▸ THE EXERCISE
Copy each line of the data below exactly, leaving out pictures.

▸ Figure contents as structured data
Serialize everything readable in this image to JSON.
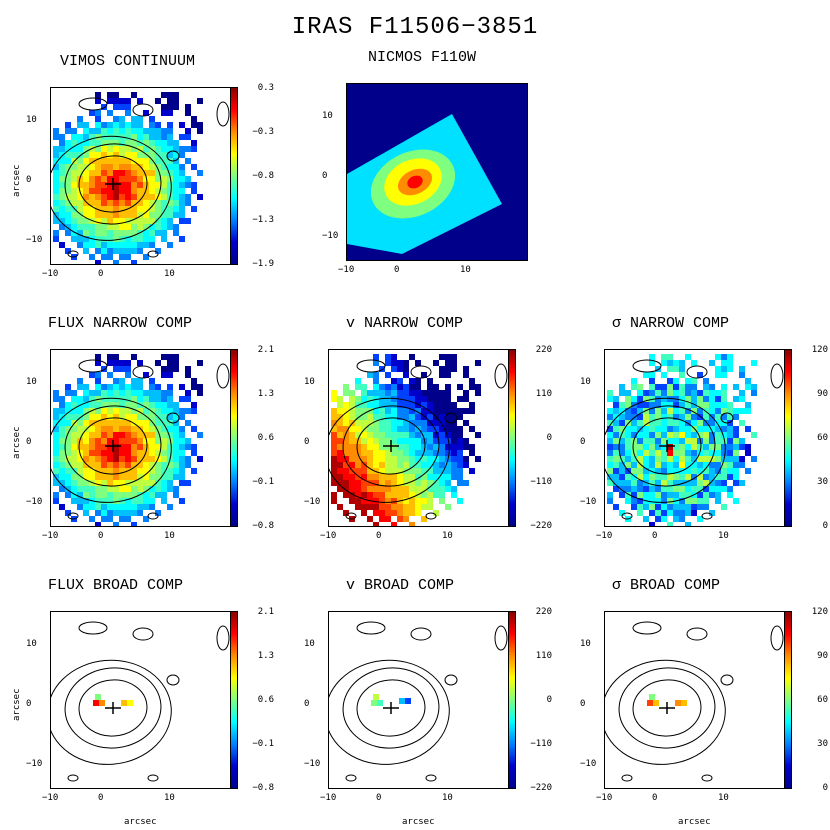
{
  "figure_title": "IRAS F11506−3851",
  "axis_label": "arcsec",
  "x_ticks": [
    "−10",
    "0",
    "10"
  ],
  "y_ticks": [
    "10",
    "0",
    "−10"
  ],
  "panels": [
    {
      "title": "VIMOS CONTINUUM",
      "cbar": [
        "0.3",
        "−0.3",
        "−0.8",
        "−1.3",
        "−1.9"
      ]
    },
    {
      "title": "NICMOS F110W",
      "cbar": []
    },
    {
      "title": "FLUX NARROW COMP",
      "cbar": [
        "2.1",
        "1.3",
        "0.6",
        "−0.1",
        "−0.8"
      ]
    },
    {
      "title": "v NARROW COMP",
      "cbar": [
        "220",
        "110",
        "0",
        "−110",
        "−220"
      ]
    },
    {
      "title": "σ NARROW COMP",
      "cbar": [
        "120",
        "90",
        "60",
        "30",
        "0"
      ]
    },
    {
      "title": "FLUX BROAD COMP",
      "cbar": [
        "2.1",
        "1.3",
        "0.6",
        "−0.1",
        "−0.8"
      ]
    },
    {
      "title": "v BROAD COMP",
      "cbar": [
        "220",
        "110",
        "0",
        "−110",
        "−220"
      ]
    },
    {
      "title": "σ BROAD COMP",
      "cbar": [
        "120",
        "90",
        "60",
        "30",
        "0"
      ]
    }
  ]
}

▸ RESULT FOR THIS TASK
Serialize everything readable in this image to JSON.
{
  "figure_title": "IRAS F11506−3851",
  "axis_label": "arcsec",
  "x_ticks": [
    "−10",
    "0",
    "10"
  ],
  "y_ticks": [
    "10",
    "0",
    "−10"
  ],
  "panels": [
    {
      "title": "VIMOS CONTINUUM",
      "cbar": [
        "0.3",
        "−0.3",
        "−0.8",
        "−1.3",
        "−1.9"
      ]
    },
    {
      "title": "NICMOS F110W",
      "cbar": []
    },
    {
      "title": "FLUX NARROW COMP",
      "cbar": [
        "2.1",
        "1.3",
        "0.6",
        "−0.1",
        "−0.8"
      ]
    },
    {
      "title": "v NARROW COMP",
      "cbar": [
        "220",
        "110",
        "0",
        "−110",
        "−220"
      ]
    },
    {
      "title": "σ NARROW COMP",
      "cbar": [
        "120",
        "90",
        "60",
        "30",
        "0"
      ]
    },
    {
      "title": "FLUX BROAD COMP",
      "cbar": [
        "2.1",
        "1.3",
        "0.6",
        "−0.1",
        "−0.8"
      ]
    },
    {
      "title": "v BROAD COMP",
      "cbar": [
        "220",
        "110",
        "0",
        "−110",
        "−220"
      ]
    },
    {
      "title": "σ BROAD COMP",
      "cbar": [
        "120",
        "90",
        "60",
        "30",
        "0"
      ]
    }
  ]
}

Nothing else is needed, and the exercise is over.